### EXERCISE REQUIREMENTS:
Reproduce every line of the records below word for word, omitting the pictures.

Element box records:
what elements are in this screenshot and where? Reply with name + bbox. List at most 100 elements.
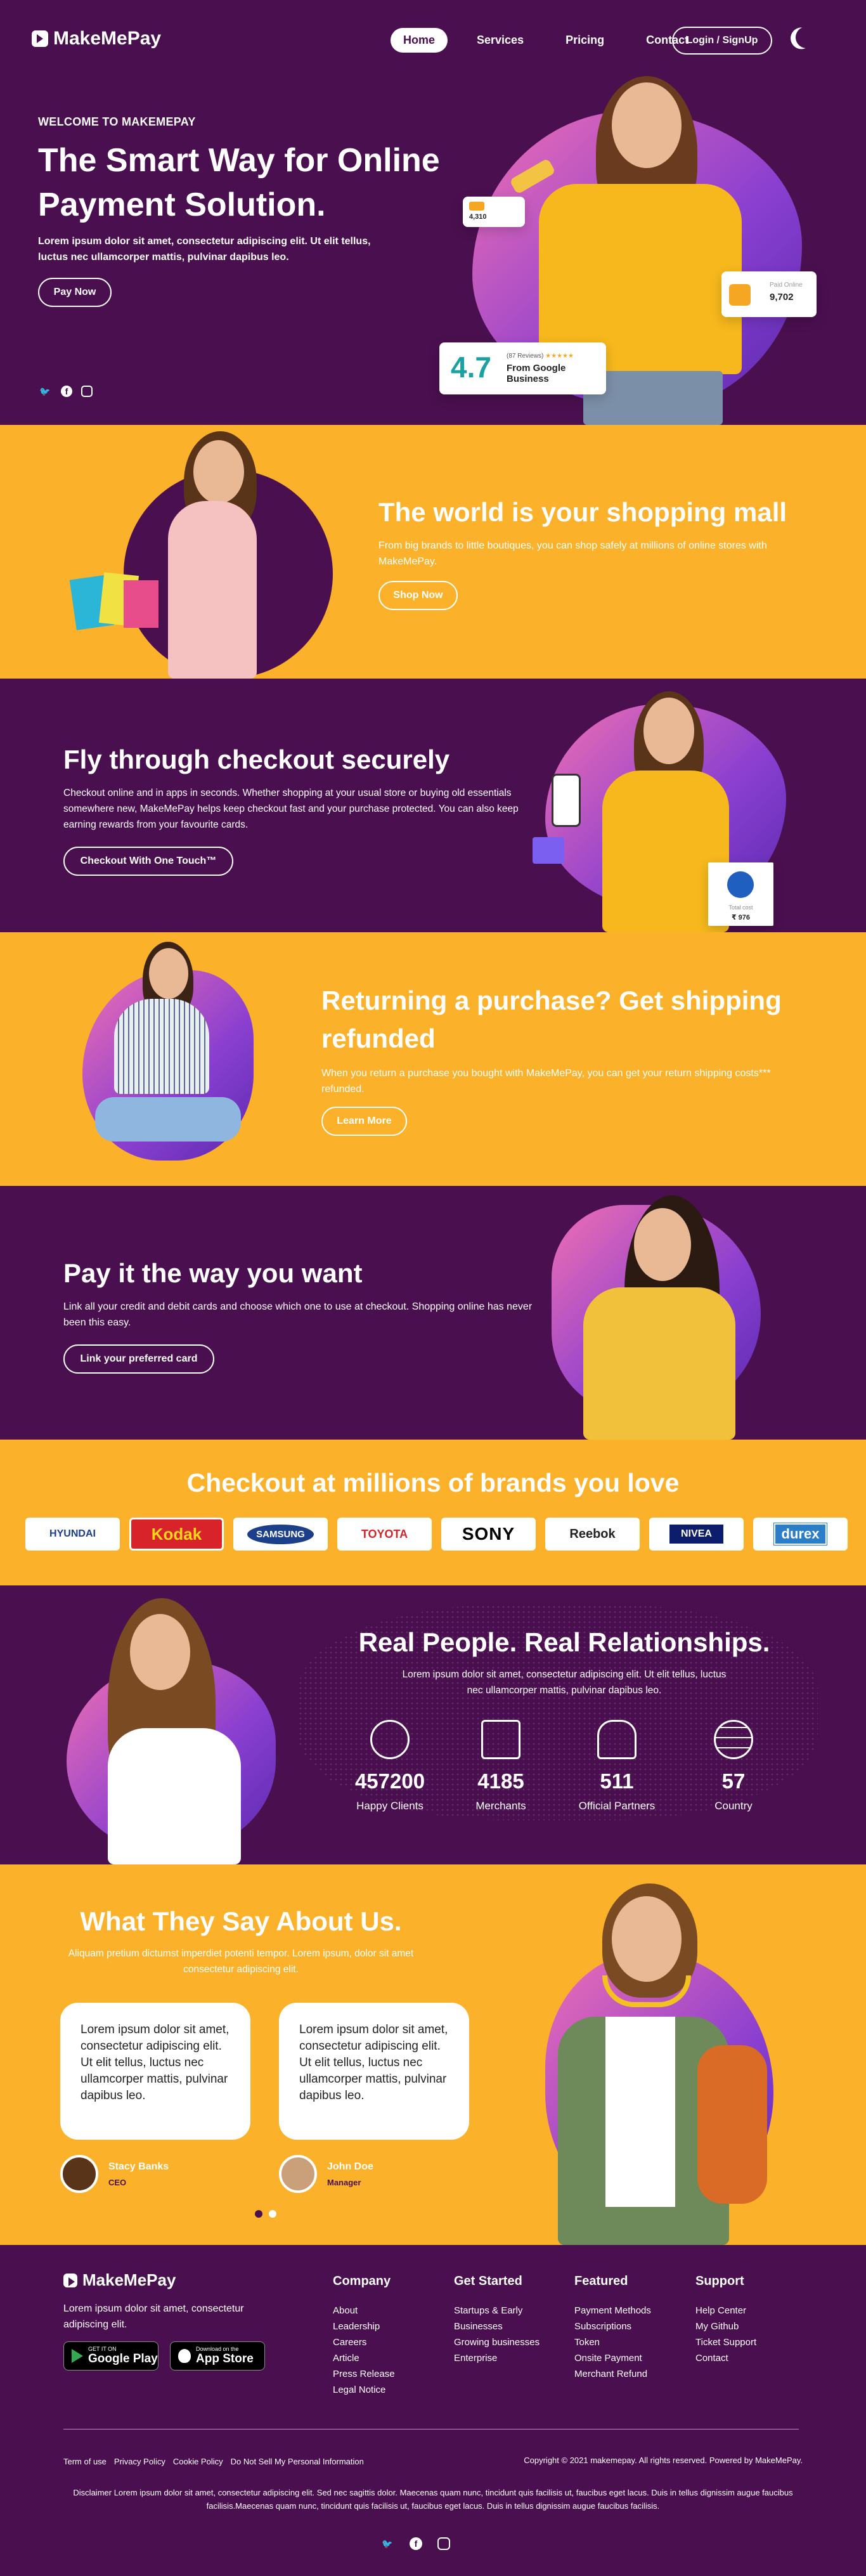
hero-socials: 🐦 f	[38, 384, 93, 398]
footer-link[interactable]: Startups & Early	[454, 2303, 540, 2319]
footer-link[interactable]: Press Release	[333, 2366, 395, 2382]
footer-link[interactable]: About	[333, 2303, 395, 2319]
app-store-button[interactable]: Download on the App Store	[170, 2341, 265, 2371]
footer: MakeMePay Lorem ipsum dolor sit amet, co…	[0, 2245, 866, 2576]
shopping-description: From big brands to little boutiques, you…	[378, 540, 767, 567]
cookie-link[interactable]: Cookie Policy	[173, 2457, 223, 2466]
checkout-section: Fly through checkout securely Checkout o…	[0, 679, 866, 932]
logo[interactable]: MakeMePay	[32, 28, 161, 49]
pay-way-woman-image	[571, 1192, 761, 1440]
logo-icon	[63, 2273, 77, 2287]
returns-description: When you return a purchase you bought wi…	[321, 1068, 771, 1095]
footer-logo[interactable]: MakeMePay	[63, 2270, 176, 2290]
nav-pricing[interactable]: Pricing	[553, 28, 617, 53]
footer-link[interactable]: Growing businesses	[454, 2334, 540, 2350]
shopping-title: The world is your shopping mall	[378, 497, 787, 527]
shop-now-button[interactable]: Shop Now	[378, 581, 458, 610]
brands-title: Checkout at millions of brands you love	[186, 1468, 680, 1497]
hero-section: MakeMePay Home Services Pricing Contact …	[0, 0, 866, 425]
google-play-icon	[72, 2349, 83, 2363]
returns-section: Returning a purchase? Get shipping refun…	[0, 932, 866, 1186]
footer-link[interactable]: Leadership	[333, 2319, 395, 2334]
payment-mini-card: 4,310	[463, 197, 525, 227]
instagram-icon[interactable]	[81, 386, 93, 397]
stats-description: Lorem ipsum dolor sit amet, consectetur …	[402, 1669, 727, 1696]
avatar	[60, 2155, 98, 2193]
privacy-link[interactable]: Privacy Policy	[114, 2457, 165, 2466]
footer-link[interactable]: Contact	[695, 2350, 756, 2366]
footer-tagline: Lorem ipsum dolor sit amet, consectetur …	[63, 2303, 244, 2330]
footer-col-get-started: Get Started Startups & Early Businesses …	[454, 2274, 540, 2366]
checkout-one-touch-button[interactable]: Checkout With One Touch™	[63, 847, 233, 876]
footer-link[interactable]: Enterprise	[454, 2350, 540, 2366]
testimonial-card-1: Lorem ipsum dolor sit amet, consectetur …	[60, 2003, 250, 2140]
google-play-button[interactable]: GET IT ON Google Play	[63, 2341, 158, 2371]
instagram-icon[interactable]	[437, 2537, 450, 2550]
brand-reebok[interactable]: Reebok	[545, 1518, 640, 1551]
brand-sony[interactable]: SONY	[441, 1518, 536, 1551]
brand-kodak[interactable]: Kodak	[129, 1518, 224, 1551]
pay-now-button[interactable]: Pay Now	[38, 278, 112, 307]
testimonials-section: What They Say About Us. Aliquam pretium …	[0, 1864, 866, 2245]
brand-toyota[interactable]: TOYOTA	[337, 1518, 432, 1551]
testimonial-author-1: Stacy Banks CEO	[60, 2155, 169, 2193]
stat-happy-clients: 457200 Happy Clients	[333, 1720, 447, 1812]
moon-icon[interactable]	[792, 23, 820, 51]
brand-nivea[interactable]: NIVEA	[669, 1525, 723, 1544]
footer-link[interactable]: Careers	[333, 2334, 395, 2350]
learn-more-button[interactable]: Learn More	[321, 1107, 407, 1136]
login-signup-button[interactable]: Login / SignUp	[672, 27, 772, 55]
do-not-sell-link[interactable]: Do Not Sell My Personal Information	[231, 2457, 364, 2466]
footer-link[interactable]: Merchant Refund	[574, 2366, 651, 2382]
footer-link[interactable]: Help Center	[695, 2303, 756, 2319]
stats-woman-image	[63, 1598, 273, 1864]
medal-icon	[727, 871, 754, 898]
nav-services[interactable]: Services	[464, 28, 536, 53]
brand-durex[interactable]: durex	[773, 1523, 828, 1545]
twitter-icon[interactable]: 🐦	[380, 2537, 394, 2551]
footer-link[interactable]: Token	[574, 2334, 651, 2350]
pay-your-way-section: Pay it the way you want Link all your cr…	[0, 1186, 866, 1440]
terms-link[interactable]: Term of use	[63, 2457, 107, 2466]
carousel-dot-2[interactable]	[269, 2210, 276, 2218]
basket-icon	[481, 1720, 520, 1759]
nav-home[interactable]: Home	[391, 28, 448, 53]
shopping-woman-image	[67, 431, 276, 679]
footer-divider	[63, 2429, 799, 2430]
total-cost-card: Total cost ₹ 976	[708, 862, 773, 926]
hero-description: Lorem ipsum dolor sit amet, consectetur …	[38, 236, 371, 263]
testimonials-title: What They Say About Us.	[80, 1906, 402, 1936]
footer-link[interactable]: Ticket Support	[695, 2334, 756, 2350]
logo-icon	[32, 30, 48, 47]
footer-link[interactable]: Onsite Payment	[574, 2350, 651, 2366]
footer-link[interactable]: Payment Methods	[574, 2303, 651, 2319]
pay-way-description: Link all your credit and debit cards and…	[63, 1301, 533, 1328]
brands-section: Checkout at millions of brands you love …	[0, 1440, 866, 1585]
returns-title: Returning a purchase? Get shipping refun…	[321, 986, 782, 1053]
brand-samsung[interactable]: SAMSUNG	[247, 1524, 314, 1544]
paid-online-card: Paid Online 9,702	[721, 271, 817, 317]
facebook-icon[interactable]: f	[61, 386, 72, 397]
checkout-description: Checkout online and in apps in seconds. …	[63, 788, 519, 830]
footer-link[interactable]: Legal Notice	[333, 2382, 395, 2398]
facebook-icon[interactable]: f	[410, 2537, 422, 2550]
user-icon	[370, 1720, 410, 1759]
footer-col-featured: Featured Payment Methods Subscriptions T…	[574, 2274, 651, 2382]
footer-link[interactable]: Subscriptions	[574, 2319, 651, 2334]
stats-title: Real People. Real Relationships.	[358, 1627, 770, 1657]
disclaimer: Disclaimer Lorem ipsum dolor sit amet, c…	[73, 2488, 793, 2511]
carousel-dot-1[interactable]	[255, 2210, 262, 2218]
footer-col-company: Company About Leadership Careers Article…	[333, 2274, 395, 2398]
twitter-icon[interactable]: 🐦	[38, 384, 52, 398]
footer-link[interactable]: Businesses	[454, 2319, 540, 2334]
hero-kicker: WELCOME TO MAKEMEPAY	[38, 115, 196, 128]
checkout-title: Fly through checkout securely	[63, 745, 450, 774]
footer-link[interactable]: My Github	[695, 2319, 756, 2334]
footer-link[interactable]: Article	[333, 2350, 395, 2366]
stat-country: 57 Country	[676, 1720, 791, 1812]
link-card-button[interactable]: Link your preferred card	[63, 1344, 214, 1374]
logo-text: MakeMePay	[53, 28, 162, 49]
brand-hyundai[interactable]: HYUNDAI	[25, 1518, 120, 1551]
testimonial-author-2: John Doe Manager	[279, 2155, 373, 2193]
copyright: Copyright © 2021 makemepay. All rights r…	[524, 2456, 803, 2465]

### RESULT FOR THIS EXERCISE:
what elements are in this screenshot and where? Reply with name + bbox. List at most 100 elements.
hero-socials: 🐦 f	[38, 384, 93, 398]
footer-link[interactable]: Startups & Early	[454, 2303, 540, 2319]
footer-link[interactable]: Press Release	[333, 2366, 395, 2382]
footer-link[interactable]: About	[333, 2303, 395, 2319]
app-store-button[interactable]: Download on the App Store	[170, 2341, 265, 2371]
footer: MakeMePay Lorem ipsum dolor sit amet, co…	[0, 2245, 866, 2576]
shopping-description: From big brands to little boutiques, you…	[378, 540, 767, 567]
cookie-link[interactable]: Cookie Policy	[173, 2457, 223, 2466]
checkout-section: Fly through checkout securely Checkout o…	[0, 679, 866, 932]
logo[interactable]: MakeMePay	[32, 28, 161, 49]
pay-way-woman-image	[571, 1192, 761, 1440]
logo-icon	[63, 2273, 77, 2287]
returns-description: When you return a purchase you bought wi…	[321, 1068, 771, 1095]
footer-logo[interactable]: MakeMePay	[63, 2270, 176, 2290]
nav-pricing[interactable]: Pricing	[553, 28, 617, 53]
footer-link[interactable]: Growing businesses	[454, 2334, 540, 2350]
shopping-title: The world is your shopping mall	[378, 497, 787, 527]
shop-now-button[interactable]: Shop Now	[378, 581, 458, 610]
brands-title: Checkout at millions of brands you love	[186, 1468, 680, 1497]
hero-section: MakeMePay Home Services Pricing Contact …	[0, 0, 866, 425]
google-play-icon	[72, 2349, 83, 2363]
returns-section: Returning a purchase? Get shipping refun…	[0, 932, 866, 1186]
footer-link[interactable]: Leadership	[333, 2319, 395, 2334]
payment-mini-card: 4,310	[463, 197, 525, 227]
instagram-icon[interactable]	[81, 386, 93, 397]
stats-description: Lorem ipsum dolor sit amet, consectetur …	[402, 1669, 727, 1696]
avatar	[60, 2155, 98, 2193]
privacy-link[interactable]: Privacy Policy	[114, 2457, 165, 2466]
footer-link[interactable]: Contact	[695, 2350, 756, 2366]
footer-tagline: Lorem ipsum dolor sit amet, consectetur …	[63, 2303, 244, 2330]
footer-col-get-started: Get Started Startups & Early Businesses …	[454, 2274, 540, 2366]
checkout-one-touch-button[interactable]: Checkout With One Touch™	[63, 847, 233, 876]
footer-link[interactable]: Enterprise	[454, 2350, 540, 2366]
testimonial-card-1: Lorem ipsum dolor sit amet, consectetur …	[60, 2003, 250, 2140]
google-play-button[interactable]: GET IT ON Google Play	[63, 2341, 158, 2371]
instagram-icon[interactable]	[437, 2537, 450, 2550]
brand-reebok[interactable]: Reebok	[545, 1518, 640, 1551]
brand-sony[interactable]: SONY	[441, 1518, 536, 1551]
brand-kodak[interactable]: Kodak	[129, 1518, 224, 1551]
pay-now-button[interactable]: Pay Now	[38, 278, 112, 307]
testimonials-section: What They Say About Us. Aliquam pretium …	[0, 1864, 866, 2245]
brand-toyota[interactable]: TOYOTA	[337, 1518, 432, 1551]
testimonial-author-1: Stacy Banks CEO	[60, 2155, 169, 2193]
stat-happy-clients: 457200 Happy Clients	[333, 1720, 447, 1812]
moon-icon[interactable]	[792, 23, 820, 51]
brand-nivea[interactable]: NIVEA	[669, 1525, 723, 1544]
footer-link[interactable]: Careers	[333, 2334, 395, 2350]
learn-more-button[interactable]: Learn More	[321, 1107, 407, 1136]
login-signup-button[interactable]: Login / SignUp	[672, 27, 772, 55]
do-not-sell-link[interactable]: Do Not Sell My Personal Information	[231, 2457, 364, 2466]
footer-link[interactable]: Merchant Refund	[574, 2366, 651, 2382]
footer-link[interactable]: Help Center	[695, 2303, 756, 2319]
stats-woman-image	[63, 1598, 273, 1864]
medal-icon	[727, 871, 754, 898]
nav-services[interactable]: Services	[464, 28, 536, 53]
brand-durex[interactable]: durex	[773, 1523, 828, 1545]
twitter-icon[interactable]: 🐦	[380, 2537, 394, 2551]
footer-link[interactable]: Token	[574, 2334, 651, 2350]
pay-your-way-section: Pay it the way you want Link all your cr…	[0, 1186, 866, 1440]
terms-link[interactable]: Term of use	[63, 2457, 107, 2466]
carousel-dot-2[interactable]	[269, 2210, 276, 2218]
basket-icon	[481, 1720, 520, 1759]
nav-home[interactable]: Home	[391, 28, 448, 53]
shopping-woman-image	[67, 431, 276, 679]
footer-divider	[63, 2429, 799, 2430]
total-cost-card: Total cost ₹ 976	[708, 862, 773, 926]
hero-description: Lorem ipsum dolor sit amet, consectetur …	[38, 236, 371, 263]
testimonials-title: What They Say About Us.	[80, 1906, 402, 1936]
footer-link[interactable]: Ticket Support	[695, 2334, 756, 2350]
logo-icon	[32, 30, 48, 47]
footer-link[interactable]: Onsite Payment	[574, 2350, 651, 2366]
footer-link[interactable]: Payment Methods	[574, 2303, 651, 2319]
pay-way-description: Link all your credit and debit cards and…	[63, 1301, 533, 1328]
brands-section: Checkout at millions of brands you love …	[0, 1440, 866, 1585]
returns-title: Returning a purchase? Get shipping refun…	[321, 986, 782, 1053]
brand-samsung[interactable]: SAMSUNG	[247, 1524, 314, 1544]
paid-online-card: Paid Online 9,702	[721, 271, 817, 317]
facebook-icon[interactable]: f	[61, 386, 72, 397]
checkout-description: Checkout online and in apps in seconds. …	[63, 788, 519, 830]
footer-link[interactable]: Legal Notice	[333, 2382, 395, 2398]
facebook-icon[interactable]: f	[410, 2537, 422, 2550]
user-icon	[370, 1720, 410, 1759]
footer-col-featured: Featured Payment Methods Subscriptions T…	[574, 2274, 651, 2382]
footer-link[interactable]: Subscriptions	[574, 2319, 651, 2334]
stats-title: Real People. Real Relationships.	[358, 1627, 770, 1657]
disclaimer: Disclaimer Lorem ipsum dolor sit amet, c…	[73, 2488, 793, 2511]
carousel-dot-1[interactable]	[255, 2210, 262, 2218]
footer-col-company: Company About Leadership Careers Article…	[333, 2274, 395, 2398]
twitter-icon[interactable]: 🐦	[38, 384, 52, 398]
footer-link[interactable]: Businesses	[454, 2319, 540, 2334]
hero-kicker: WELCOME TO MAKEMEPAY	[38, 115, 196, 128]
checkout-title: Fly through checkout securely	[63, 745, 450, 774]
footer-link[interactable]: My Github	[695, 2319, 756, 2334]
footer-link[interactable]: Article	[333, 2350, 395, 2366]
stat-country: 57 Country	[676, 1720, 791, 1812]
link-card-button[interactable]: Link your preferred card	[63, 1344, 214, 1374]
logo-text: MakeMePay	[53, 28, 162, 49]
brand-hyundai[interactable]: HYUNDAI	[25, 1518, 120, 1551]
testimonial-author-2: John Doe Manager	[279, 2155, 373, 2193]
copyright: Copyright © 2021 makemepay. All rights r…	[524, 2456, 803, 2465]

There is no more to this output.